▸ Written exercise: Your copy of the material below should match it exactly, except that it holds no pictures.

▸ Dataset excerpt:
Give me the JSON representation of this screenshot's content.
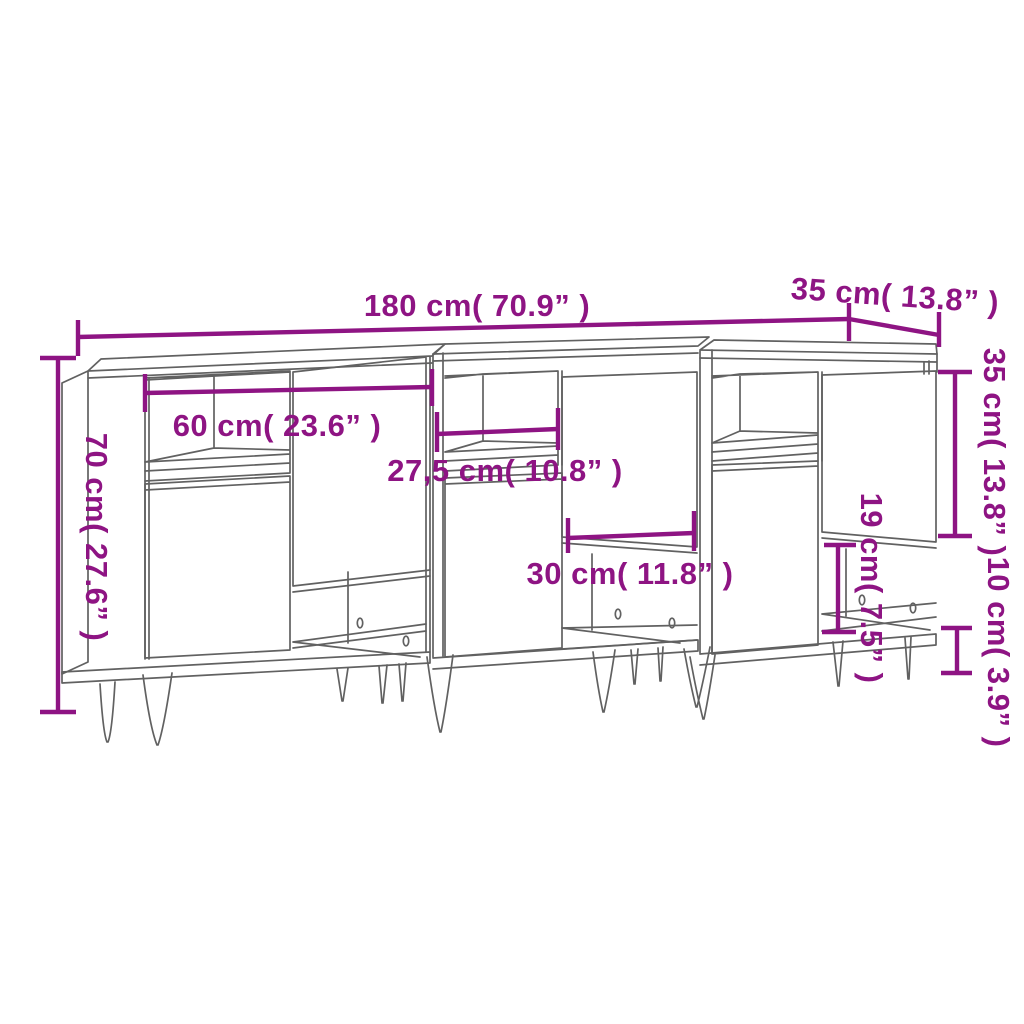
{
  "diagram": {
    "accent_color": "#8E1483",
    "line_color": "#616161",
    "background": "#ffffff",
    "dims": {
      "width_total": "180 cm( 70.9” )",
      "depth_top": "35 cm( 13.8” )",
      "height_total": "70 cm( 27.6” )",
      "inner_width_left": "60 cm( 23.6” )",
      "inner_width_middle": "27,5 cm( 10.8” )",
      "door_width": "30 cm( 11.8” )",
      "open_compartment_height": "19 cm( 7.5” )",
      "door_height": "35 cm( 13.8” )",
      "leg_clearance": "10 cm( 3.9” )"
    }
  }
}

▸ Answer to the task:
Give me the JSON representation of this screenshot's content.
{
  "diagram": {
    "accent_color": "#8E1483",
    "line_color": "#616161",
    "background": "#ffffff",
    "dims": {
      "width_total": "180 cm( 70.9” )",
      "depth_top": "35 cm( 13.8” )",
      "height_total": "70 cm( 27.6” )",
      "inner_width_left": "60 cm( 23.6” )",
      "inner_width_middle": "27,5 cm( 10.8” )",
      "door_width": "30 cm( 11.8” )",
      "open_compartment_height": "19 cm( 7.5” )",
      "door_height": "35 cm( 13.8” )",
      "leg_clearance": "10 cm( 3.9” )"
    }
  }
}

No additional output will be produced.